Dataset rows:
********************
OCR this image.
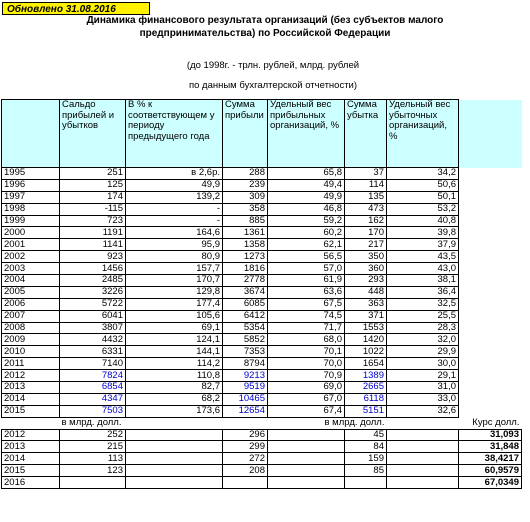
Обновлено 31.08.2016
Динамика финансового результата организаций (без субъектов малого
предпринимательства) по Российской Федерации
(до 1998г. - трлн. рублей, млрд. рублей
по данным бухгалтерской отчетности)
	Сальдо прибылей и убытков	В % к соответствующем у периоду предыдущего года	Сумма прибыли	Удельный вес прибыльных организаций, %	Сумма убытка	Удельный вес убыточных организаций, %	
1995	251	в 2,6р.	288	65,8	37	34,2	
1996	125	49,9	239	49,4	114	50,6	
1997	174	139,2	309	49,9	135	50,1	
1998	-115	-	358	46,8	473	53,2	
1999	723	-	885	59,2	162	40,8	
2000	1191	164,6	1361	60,2	170	39,8	
2001	1141	95,9	1358	62,1	217	37,9	
2002	923	80,9	1273	56,5	350	43,5	
2003	1456	157,7	1816	57,0	360	43,0	
2004	2485	170,7	2778	61,9	293	38,1	
2005	3226	129,8	3674	63,6	448	36,4	
2006	5722	177,4	6085	67,5	363	32,5	
2007	6041	105,6	6412	74,5	371	25,5	
2008	3807	69,1	5354	71,7	1553	28,3	
2009	4432	124,1	5852	68,0	1420	32,0	
2010	6331	144,1	7353	70,1	1022	29,9	
2011	7140	114,2	8794	70,0	1654	30,0	
2012	7824	110,8	9213	70,9	1389	29,1	
2013	6854	82,7	9519	69,0	2665	31,0	
2014	4347	68,2	10465	67,0	6118	33,0	
2015	7503	173,6	12654	67,4	5151	32,6	
	в млрд. долл.			в млрд. долл.			Курс долл.
2012	252		296		45		31,093
2013	215		299		84		31,848
2014	113		272		159		38,4217
2015	123		208		85		60,9579
2016							67,0349
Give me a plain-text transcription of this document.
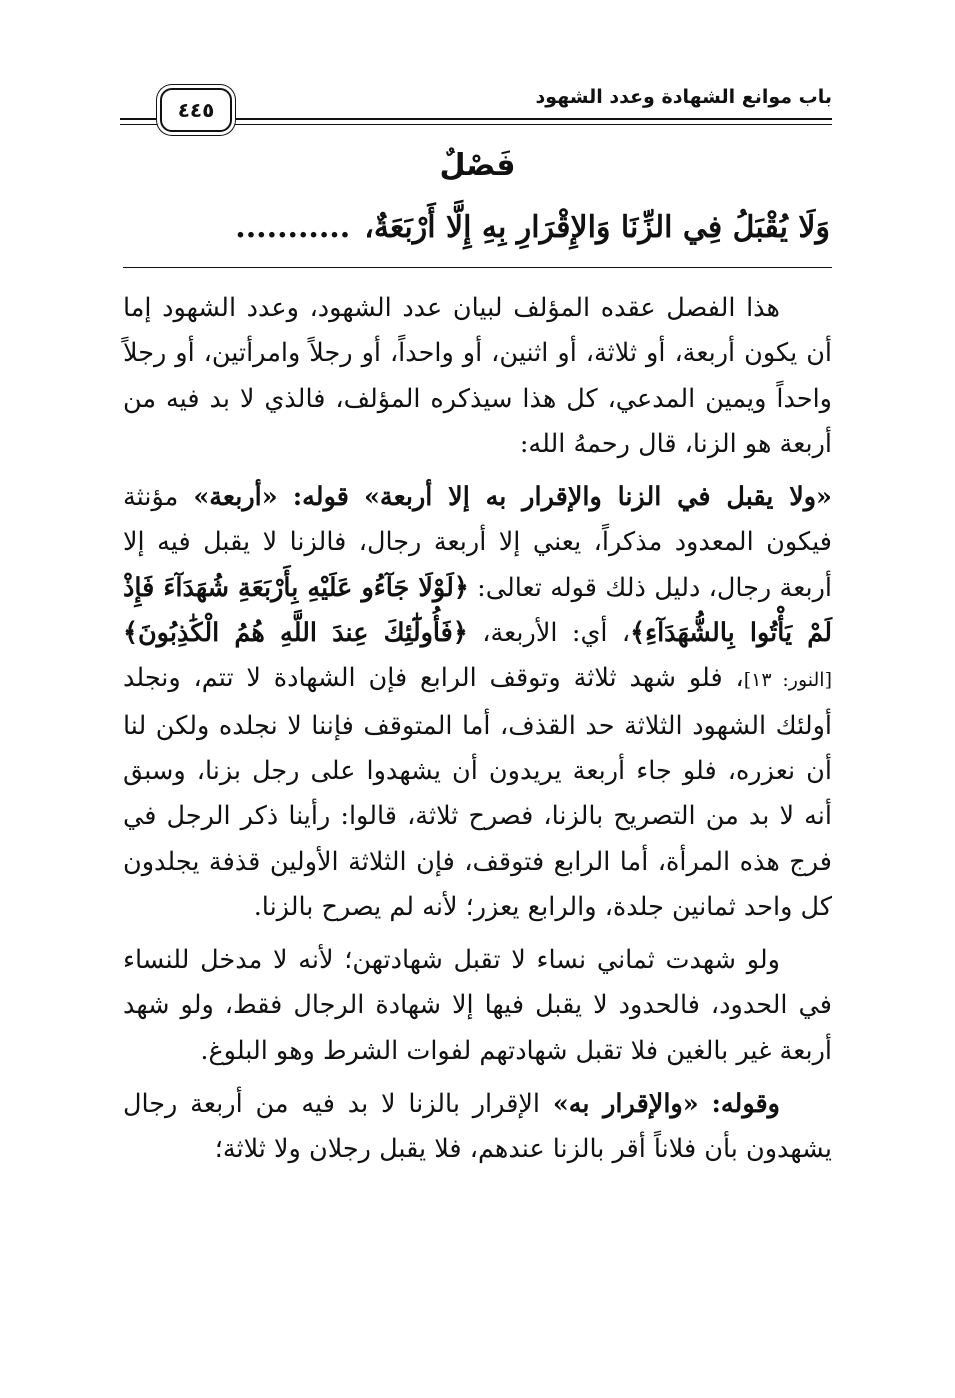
باب موانع الشهادة وعدد الشهود
٤٤٥
فَصْلٌ
وَلَا يُقْبَلُ فِي الزِّنَا وَالإِقْرَارِ بِهِ إِلَّا أَرْبَعَةٌ،...........

هذا الفصل عقده المؤلف لبيان عدد الشهود، وعدد الشهود إما أن يكون أربعة، أو ثلاثة، أو اثنين، أو واحداً، أو رجلاً وامرأتين، أو رجلاً واحداً ويمين المدعي، كل هذا سيذكره المؤلف، فالذي لا بد فيه من أربعة هو الزنا، قال رحمهُ الله:

«ولا يقبل في الزنا والإقرار به إلا أربعة» قوله: «أربعة» مؤنثة فيكون المعدود مذكراً، يعني إلا أربعة رجال، فالزنا لا يقبل فيه إلا أربعة رجال، دليل ذلك قوله تعالى: ﴿لَوْلَا جَآءُو عَلَيْهِ بِأَرْبَعَةِ شُهَدَآءَ فَإِذْ لَمْ يَأْتُوا بِالشُّهَدَآءِ﴾، أي: الأربعة، ﴿فَأُولَٰٓئِكَ عِندَ اللَّهِ هُمُ الْكَٰذِبُونَ﴾ [النور: ١٣]، فلو شهد ثلاثة وتوقف الرابع فإن الشهادة لا تتم، ونجلد أولئك الشهود الثلاثة حد القذف، أما المتوقف فإننا لا نجلده ولكن لنا أن نعزره، فلو جاء أربعة يريدون أن يشهدوا على رجل بزنا، وسبق أنه لا بد من التصريح بالزنا، فصرح ثلاثة، قالوا: رأينا ذكر الرجل في فرج هذه المرأة، أما الرابع فتوقف، فإن الثلاثة الأولين قذفة يجلدون كل واحد ثمانين جلدة، والرابع يعزر؛ لأنه لم يصرح بالزنا.

ولو شهدت ثماني نساء لا تقبل شهادتهن؛ لأنه لا مدخل للنساء في الحدود، فالحدود لا يقبل فيها إلا شهادة الرجال فقط، ولو شهد أربعة غير بالغين فلا تقبل شهادتهم لفوات الشرط وهو البلوغ.

وقوله: «والإقرار به» الإقرار بالزنا لا بد فيه من أربعة رجال يشهدون بأن فلاناً أقر بالزنا عندهم، فلا يقبل رجلان ولا ثلاثة؛
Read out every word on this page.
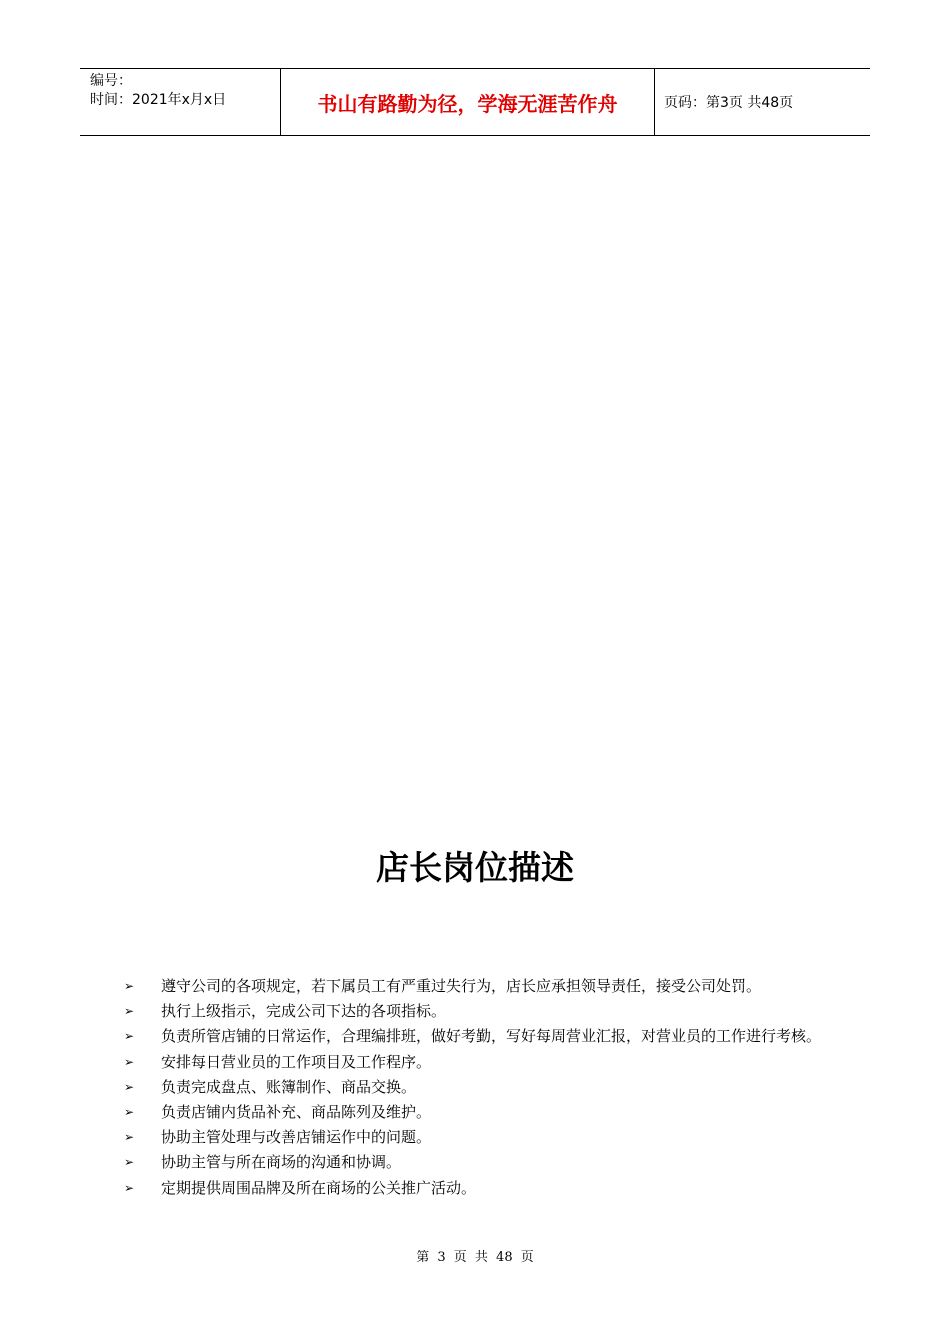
编号：
时间：2021年x月x日	书山有路勤为径，学海无涯苦作舟	页码：第3页 共48页
店长岗位描述
➢	遵守公司的各项规定，若下属员工有严重过失行为，店长应承担领导责任，接受公司处罚。
➢	执行上级指示，完成公司下达的各项指标。
➢	负责所管店铺的日常运作，合理编排班，做好考勤，写好每周营业汇报，对营业员的工作进行考核。
➢	安排每日营业员的工作项目及工作程序。
➢	负责完成盘点、账簿制作、商品交换。
➢	负责店铺内货品补充、商品陈列及维护。
➢	协助主管处理与改善店铺运作中的问题。
➢	协助主管与所在商场的沟通和协调。
➢	定期提供周围品牌及所在商场的公关推广活动。
第 3 页 共 48 页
********************
Problem to solve ▸ For the data above, state how many lines contain "this"; the number is the whole answer.

Correct response ▸ 3